● RECORDS TO USE:
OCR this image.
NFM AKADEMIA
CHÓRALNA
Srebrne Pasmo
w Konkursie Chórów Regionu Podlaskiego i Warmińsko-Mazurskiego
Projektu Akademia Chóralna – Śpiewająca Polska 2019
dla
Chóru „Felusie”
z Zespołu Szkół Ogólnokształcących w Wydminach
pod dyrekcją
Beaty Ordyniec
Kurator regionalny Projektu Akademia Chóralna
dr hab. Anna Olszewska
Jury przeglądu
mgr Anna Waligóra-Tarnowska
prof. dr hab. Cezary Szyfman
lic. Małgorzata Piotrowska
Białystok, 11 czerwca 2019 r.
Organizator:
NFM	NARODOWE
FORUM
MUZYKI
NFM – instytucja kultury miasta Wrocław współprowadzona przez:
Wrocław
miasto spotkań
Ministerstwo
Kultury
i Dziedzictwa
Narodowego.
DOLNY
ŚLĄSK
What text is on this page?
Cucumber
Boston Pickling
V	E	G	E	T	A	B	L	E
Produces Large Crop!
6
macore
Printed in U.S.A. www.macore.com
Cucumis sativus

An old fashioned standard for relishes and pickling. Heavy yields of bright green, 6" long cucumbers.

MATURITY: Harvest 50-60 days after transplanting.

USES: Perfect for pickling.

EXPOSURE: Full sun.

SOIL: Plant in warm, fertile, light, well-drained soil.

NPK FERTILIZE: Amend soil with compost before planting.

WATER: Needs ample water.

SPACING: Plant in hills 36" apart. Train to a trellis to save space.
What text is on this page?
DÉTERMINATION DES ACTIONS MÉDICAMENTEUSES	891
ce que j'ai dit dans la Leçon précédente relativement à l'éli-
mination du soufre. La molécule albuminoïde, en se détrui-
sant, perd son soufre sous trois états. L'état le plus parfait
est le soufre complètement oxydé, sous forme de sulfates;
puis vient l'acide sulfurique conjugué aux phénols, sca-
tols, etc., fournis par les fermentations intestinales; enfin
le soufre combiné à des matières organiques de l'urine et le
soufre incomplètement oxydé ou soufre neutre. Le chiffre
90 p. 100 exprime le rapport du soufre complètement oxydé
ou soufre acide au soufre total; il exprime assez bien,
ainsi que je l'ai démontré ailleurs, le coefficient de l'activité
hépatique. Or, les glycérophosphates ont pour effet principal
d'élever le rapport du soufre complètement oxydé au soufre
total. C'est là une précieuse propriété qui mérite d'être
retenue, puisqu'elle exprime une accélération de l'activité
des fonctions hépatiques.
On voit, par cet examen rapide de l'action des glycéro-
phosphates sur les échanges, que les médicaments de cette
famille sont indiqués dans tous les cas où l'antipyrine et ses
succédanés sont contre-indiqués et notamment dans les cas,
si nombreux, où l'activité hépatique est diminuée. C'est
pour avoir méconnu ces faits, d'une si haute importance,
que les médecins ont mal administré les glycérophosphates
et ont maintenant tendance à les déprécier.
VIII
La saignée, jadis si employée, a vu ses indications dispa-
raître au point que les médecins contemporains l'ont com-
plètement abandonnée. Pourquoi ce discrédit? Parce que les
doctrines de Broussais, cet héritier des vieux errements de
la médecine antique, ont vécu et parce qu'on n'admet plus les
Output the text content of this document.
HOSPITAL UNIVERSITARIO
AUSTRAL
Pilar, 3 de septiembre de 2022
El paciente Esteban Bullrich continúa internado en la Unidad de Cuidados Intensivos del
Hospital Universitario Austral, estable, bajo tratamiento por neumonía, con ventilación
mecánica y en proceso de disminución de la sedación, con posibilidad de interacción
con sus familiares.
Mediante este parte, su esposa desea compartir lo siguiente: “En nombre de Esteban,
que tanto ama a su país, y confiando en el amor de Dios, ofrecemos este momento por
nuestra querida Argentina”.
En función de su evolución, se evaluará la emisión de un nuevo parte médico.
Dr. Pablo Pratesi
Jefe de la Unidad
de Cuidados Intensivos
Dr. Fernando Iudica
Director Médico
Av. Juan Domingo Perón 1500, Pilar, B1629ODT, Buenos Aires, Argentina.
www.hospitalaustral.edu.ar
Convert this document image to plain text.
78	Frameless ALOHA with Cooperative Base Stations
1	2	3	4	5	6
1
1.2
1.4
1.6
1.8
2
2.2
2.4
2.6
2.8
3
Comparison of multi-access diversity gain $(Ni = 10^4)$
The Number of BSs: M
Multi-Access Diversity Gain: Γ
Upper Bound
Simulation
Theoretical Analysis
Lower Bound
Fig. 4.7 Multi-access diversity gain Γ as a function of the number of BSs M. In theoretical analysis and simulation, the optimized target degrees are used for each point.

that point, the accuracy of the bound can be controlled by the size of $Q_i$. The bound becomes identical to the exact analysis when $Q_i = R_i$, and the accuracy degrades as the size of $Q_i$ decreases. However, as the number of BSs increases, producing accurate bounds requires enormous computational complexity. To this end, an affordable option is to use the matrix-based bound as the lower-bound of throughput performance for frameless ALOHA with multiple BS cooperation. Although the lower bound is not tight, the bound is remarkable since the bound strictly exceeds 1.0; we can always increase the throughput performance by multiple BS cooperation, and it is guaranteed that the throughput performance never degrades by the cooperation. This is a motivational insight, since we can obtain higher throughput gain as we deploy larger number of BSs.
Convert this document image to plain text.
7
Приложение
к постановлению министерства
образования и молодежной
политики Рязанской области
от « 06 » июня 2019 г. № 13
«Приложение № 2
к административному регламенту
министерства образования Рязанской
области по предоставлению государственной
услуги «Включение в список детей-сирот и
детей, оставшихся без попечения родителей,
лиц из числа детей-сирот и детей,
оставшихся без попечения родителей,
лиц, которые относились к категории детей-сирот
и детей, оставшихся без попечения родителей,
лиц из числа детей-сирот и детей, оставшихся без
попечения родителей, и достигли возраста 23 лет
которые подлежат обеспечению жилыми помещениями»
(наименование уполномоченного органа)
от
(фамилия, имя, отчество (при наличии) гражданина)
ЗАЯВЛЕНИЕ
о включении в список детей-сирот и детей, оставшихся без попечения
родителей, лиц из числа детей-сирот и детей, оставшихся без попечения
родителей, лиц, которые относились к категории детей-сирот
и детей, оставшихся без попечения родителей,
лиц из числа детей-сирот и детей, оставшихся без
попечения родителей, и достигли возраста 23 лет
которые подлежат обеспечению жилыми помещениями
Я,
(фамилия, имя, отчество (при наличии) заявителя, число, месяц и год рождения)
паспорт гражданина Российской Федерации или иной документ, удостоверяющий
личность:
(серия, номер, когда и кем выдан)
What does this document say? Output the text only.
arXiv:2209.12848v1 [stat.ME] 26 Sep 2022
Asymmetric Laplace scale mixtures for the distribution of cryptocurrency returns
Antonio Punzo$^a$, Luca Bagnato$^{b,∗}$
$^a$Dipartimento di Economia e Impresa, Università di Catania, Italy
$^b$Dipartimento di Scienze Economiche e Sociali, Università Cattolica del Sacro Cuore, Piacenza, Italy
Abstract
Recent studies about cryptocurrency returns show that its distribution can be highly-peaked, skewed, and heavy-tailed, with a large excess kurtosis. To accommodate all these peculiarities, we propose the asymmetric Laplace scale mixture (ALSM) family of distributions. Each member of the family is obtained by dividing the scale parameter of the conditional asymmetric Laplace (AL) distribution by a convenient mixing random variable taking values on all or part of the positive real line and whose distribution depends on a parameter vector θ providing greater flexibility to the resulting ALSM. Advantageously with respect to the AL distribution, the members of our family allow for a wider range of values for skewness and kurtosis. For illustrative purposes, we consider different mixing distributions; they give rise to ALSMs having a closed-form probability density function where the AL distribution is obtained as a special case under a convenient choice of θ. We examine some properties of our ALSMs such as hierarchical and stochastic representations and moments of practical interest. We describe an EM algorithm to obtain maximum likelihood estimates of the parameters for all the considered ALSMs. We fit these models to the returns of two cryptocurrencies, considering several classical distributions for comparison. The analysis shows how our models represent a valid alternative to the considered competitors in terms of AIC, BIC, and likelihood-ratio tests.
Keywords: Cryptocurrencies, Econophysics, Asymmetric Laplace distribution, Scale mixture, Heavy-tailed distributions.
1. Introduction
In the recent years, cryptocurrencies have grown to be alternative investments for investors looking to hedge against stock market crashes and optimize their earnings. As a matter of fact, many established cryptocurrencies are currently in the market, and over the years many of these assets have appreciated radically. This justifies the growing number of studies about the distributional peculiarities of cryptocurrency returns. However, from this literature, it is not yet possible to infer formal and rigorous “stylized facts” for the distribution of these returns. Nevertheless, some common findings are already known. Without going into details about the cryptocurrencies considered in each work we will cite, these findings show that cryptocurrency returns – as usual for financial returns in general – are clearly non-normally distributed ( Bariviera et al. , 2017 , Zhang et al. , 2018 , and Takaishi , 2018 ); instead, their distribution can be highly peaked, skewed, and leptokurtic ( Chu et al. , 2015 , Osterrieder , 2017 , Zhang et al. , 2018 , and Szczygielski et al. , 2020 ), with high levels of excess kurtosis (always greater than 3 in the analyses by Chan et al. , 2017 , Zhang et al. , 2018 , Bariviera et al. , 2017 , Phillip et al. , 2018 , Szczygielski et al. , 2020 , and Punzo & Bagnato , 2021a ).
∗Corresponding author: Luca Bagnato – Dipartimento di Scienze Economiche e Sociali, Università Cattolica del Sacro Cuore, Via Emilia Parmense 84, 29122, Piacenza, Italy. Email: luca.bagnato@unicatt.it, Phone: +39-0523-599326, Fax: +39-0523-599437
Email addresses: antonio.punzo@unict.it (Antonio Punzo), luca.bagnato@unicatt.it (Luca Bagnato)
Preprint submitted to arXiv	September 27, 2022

● CHALLENGE: Return all the lines that contain the string "числа".

● RESULT OF THE EXERCISE:
лиц из числа детей-сирот и детей,
лиц из числа детей-сирот и детей, оставшихся без
родителей, лиц из числа детей-сирот и детей, оставшихся без попечения
лиц из числа детей-сирот и детей, оставшихся без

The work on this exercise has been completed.